Entries with figure data
---------------

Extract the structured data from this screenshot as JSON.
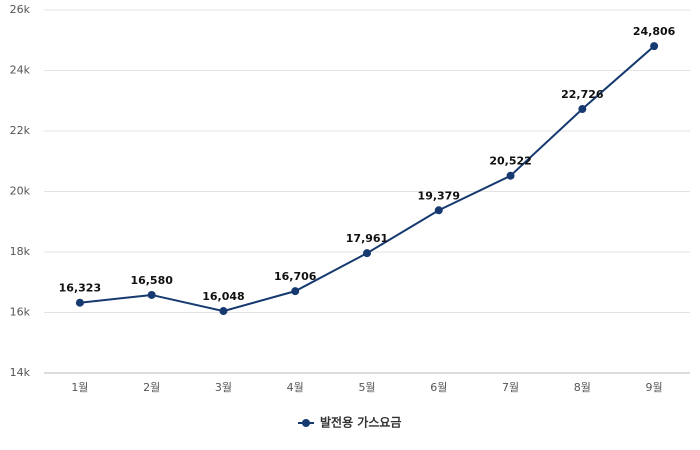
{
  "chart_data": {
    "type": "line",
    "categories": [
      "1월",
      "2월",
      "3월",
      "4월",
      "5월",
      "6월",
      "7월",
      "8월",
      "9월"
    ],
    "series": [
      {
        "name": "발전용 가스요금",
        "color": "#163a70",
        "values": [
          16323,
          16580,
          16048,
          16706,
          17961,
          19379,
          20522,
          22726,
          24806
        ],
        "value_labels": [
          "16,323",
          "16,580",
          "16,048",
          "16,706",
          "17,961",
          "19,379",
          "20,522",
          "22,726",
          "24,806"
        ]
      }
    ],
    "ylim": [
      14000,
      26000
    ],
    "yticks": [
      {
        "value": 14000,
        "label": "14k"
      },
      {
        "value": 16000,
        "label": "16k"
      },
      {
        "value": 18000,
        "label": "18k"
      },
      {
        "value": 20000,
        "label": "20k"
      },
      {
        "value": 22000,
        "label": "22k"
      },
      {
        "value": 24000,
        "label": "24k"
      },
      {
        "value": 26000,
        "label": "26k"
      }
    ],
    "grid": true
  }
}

---------------

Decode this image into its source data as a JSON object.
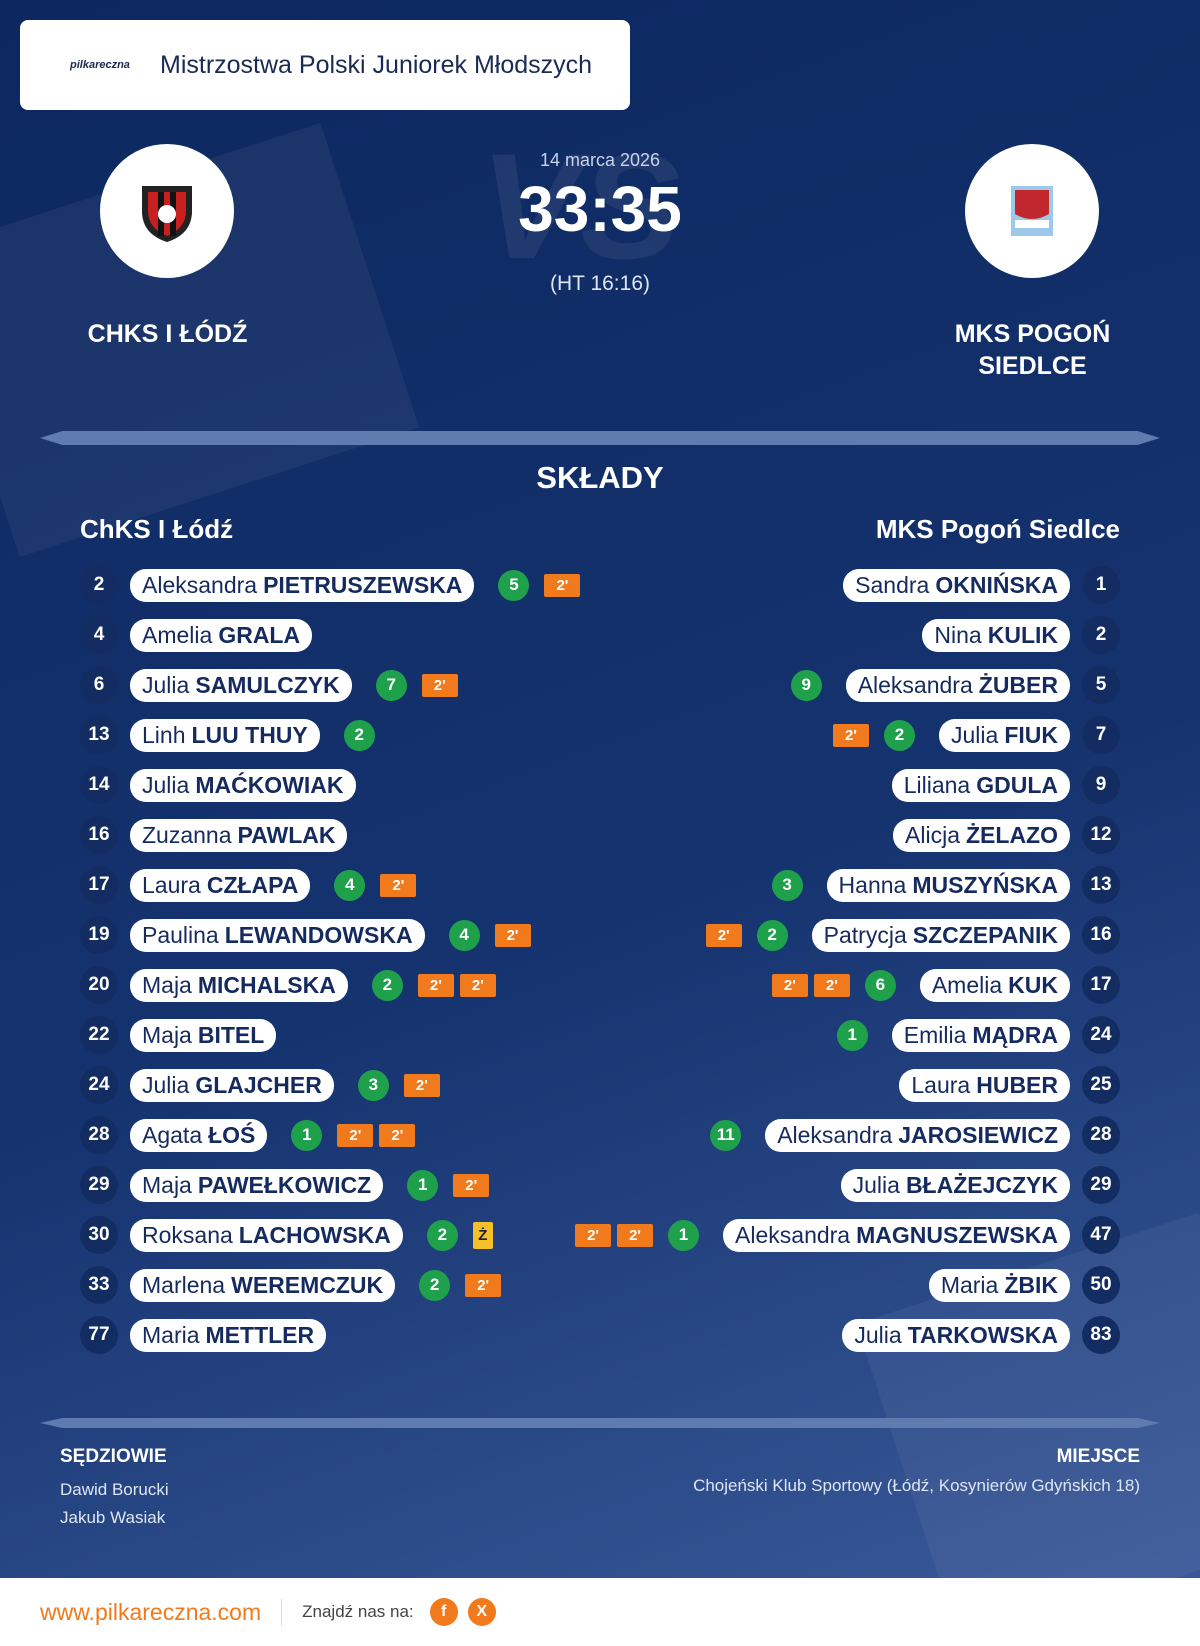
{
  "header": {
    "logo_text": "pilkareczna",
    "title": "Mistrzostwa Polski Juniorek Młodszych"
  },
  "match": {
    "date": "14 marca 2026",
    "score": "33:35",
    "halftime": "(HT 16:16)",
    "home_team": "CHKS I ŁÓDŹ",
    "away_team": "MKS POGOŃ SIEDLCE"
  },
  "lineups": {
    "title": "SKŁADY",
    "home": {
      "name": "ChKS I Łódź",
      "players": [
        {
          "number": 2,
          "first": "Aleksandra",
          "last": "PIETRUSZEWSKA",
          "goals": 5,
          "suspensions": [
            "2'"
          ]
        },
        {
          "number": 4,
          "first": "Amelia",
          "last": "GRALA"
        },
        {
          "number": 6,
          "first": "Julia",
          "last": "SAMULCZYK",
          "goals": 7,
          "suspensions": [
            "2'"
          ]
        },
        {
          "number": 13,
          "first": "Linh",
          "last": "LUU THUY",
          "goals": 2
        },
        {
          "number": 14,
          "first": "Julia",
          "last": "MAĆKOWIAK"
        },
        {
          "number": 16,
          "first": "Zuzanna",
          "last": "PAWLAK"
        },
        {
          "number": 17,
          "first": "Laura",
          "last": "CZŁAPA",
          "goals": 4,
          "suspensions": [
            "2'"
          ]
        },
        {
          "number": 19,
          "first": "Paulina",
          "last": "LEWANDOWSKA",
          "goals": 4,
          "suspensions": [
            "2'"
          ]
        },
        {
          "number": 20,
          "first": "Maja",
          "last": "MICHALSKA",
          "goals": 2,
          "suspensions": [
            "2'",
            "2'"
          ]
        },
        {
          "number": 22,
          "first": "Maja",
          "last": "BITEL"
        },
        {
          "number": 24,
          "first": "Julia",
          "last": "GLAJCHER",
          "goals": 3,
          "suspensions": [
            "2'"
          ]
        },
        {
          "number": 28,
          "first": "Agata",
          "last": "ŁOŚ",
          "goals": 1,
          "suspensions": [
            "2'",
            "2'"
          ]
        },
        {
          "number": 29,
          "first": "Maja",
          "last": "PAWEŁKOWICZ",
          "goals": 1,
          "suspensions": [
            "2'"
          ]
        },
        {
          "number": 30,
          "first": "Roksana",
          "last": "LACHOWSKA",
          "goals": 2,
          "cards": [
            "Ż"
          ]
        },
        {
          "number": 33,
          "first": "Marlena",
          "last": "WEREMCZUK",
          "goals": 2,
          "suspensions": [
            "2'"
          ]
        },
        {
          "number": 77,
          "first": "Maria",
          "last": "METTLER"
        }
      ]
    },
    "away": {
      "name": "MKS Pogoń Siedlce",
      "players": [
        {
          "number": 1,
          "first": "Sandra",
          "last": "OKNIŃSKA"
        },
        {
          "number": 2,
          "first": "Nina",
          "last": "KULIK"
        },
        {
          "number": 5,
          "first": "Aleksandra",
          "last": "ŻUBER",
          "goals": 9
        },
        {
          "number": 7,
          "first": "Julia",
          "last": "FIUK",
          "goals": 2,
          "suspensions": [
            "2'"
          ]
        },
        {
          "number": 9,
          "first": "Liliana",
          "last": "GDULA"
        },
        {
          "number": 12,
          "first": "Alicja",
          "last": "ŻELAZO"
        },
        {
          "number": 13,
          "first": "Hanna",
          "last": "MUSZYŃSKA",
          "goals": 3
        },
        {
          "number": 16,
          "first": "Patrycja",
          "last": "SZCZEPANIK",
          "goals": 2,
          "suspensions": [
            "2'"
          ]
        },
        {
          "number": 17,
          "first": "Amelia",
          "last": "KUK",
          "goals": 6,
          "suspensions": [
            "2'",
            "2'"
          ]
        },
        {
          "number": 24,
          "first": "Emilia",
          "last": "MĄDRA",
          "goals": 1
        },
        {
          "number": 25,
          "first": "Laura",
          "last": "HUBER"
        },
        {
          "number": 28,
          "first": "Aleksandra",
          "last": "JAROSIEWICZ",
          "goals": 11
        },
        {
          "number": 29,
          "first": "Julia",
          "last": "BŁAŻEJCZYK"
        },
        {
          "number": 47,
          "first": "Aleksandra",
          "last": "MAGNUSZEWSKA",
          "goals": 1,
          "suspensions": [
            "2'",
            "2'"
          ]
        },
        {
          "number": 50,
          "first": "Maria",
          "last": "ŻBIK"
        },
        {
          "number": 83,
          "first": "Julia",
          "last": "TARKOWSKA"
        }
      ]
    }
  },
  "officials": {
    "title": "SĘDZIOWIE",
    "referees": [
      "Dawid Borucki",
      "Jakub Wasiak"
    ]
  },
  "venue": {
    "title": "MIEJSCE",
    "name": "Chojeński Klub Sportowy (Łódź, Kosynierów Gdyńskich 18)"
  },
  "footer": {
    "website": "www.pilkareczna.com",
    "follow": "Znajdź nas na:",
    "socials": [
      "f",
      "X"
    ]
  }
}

---------------

- [Exercise instructions]: Look through the lines above and collect those with the word "pilkareczna".

- [Task output]:
    "logo_text": "pilkareczna",
    "website": "www.pilkareczna.com",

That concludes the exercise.